Dataset records:
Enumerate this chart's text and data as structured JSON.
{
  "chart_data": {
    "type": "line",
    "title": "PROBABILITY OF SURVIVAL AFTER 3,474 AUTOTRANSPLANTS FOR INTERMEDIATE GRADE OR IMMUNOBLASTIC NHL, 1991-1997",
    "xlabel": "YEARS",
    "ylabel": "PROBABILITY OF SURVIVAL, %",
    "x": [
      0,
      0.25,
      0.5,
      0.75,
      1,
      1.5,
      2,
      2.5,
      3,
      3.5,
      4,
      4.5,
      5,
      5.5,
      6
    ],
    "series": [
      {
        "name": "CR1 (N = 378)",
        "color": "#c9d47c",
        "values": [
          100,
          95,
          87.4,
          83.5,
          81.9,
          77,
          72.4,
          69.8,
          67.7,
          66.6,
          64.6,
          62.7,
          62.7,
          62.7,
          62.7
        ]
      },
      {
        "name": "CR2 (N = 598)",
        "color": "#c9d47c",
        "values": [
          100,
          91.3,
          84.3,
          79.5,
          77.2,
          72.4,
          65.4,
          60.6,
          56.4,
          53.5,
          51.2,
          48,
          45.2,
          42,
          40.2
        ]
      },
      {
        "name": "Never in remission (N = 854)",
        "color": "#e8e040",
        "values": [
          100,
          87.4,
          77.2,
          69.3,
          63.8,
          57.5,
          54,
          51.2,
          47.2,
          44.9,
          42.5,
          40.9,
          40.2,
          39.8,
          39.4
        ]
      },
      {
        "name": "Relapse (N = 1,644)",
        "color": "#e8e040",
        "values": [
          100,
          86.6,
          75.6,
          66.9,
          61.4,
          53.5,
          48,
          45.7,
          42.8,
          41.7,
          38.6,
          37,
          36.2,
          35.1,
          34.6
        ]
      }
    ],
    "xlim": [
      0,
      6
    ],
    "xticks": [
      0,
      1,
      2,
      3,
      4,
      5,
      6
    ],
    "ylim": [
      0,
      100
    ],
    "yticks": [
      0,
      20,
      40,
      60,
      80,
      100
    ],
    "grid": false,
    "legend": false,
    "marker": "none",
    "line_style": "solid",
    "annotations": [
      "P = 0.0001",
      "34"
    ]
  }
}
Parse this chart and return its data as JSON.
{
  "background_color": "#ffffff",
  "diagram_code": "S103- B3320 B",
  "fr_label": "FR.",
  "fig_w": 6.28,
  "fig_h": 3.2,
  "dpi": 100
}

Direction:
Look above for the line that holds "Parse this chart and return its data as JSON.", then copy it and each line after it exactly, through the last line of the data.

Finished answer:
Parse this chart and return its data as JSON.
{
  "background_color": "#ffffff",
  "diagram_code": "S103- B3320 B",
  "fr_label": "FR.",
  "fig_w": 6.28,
  "fig_h": 3.2,
  "dpi": 100
}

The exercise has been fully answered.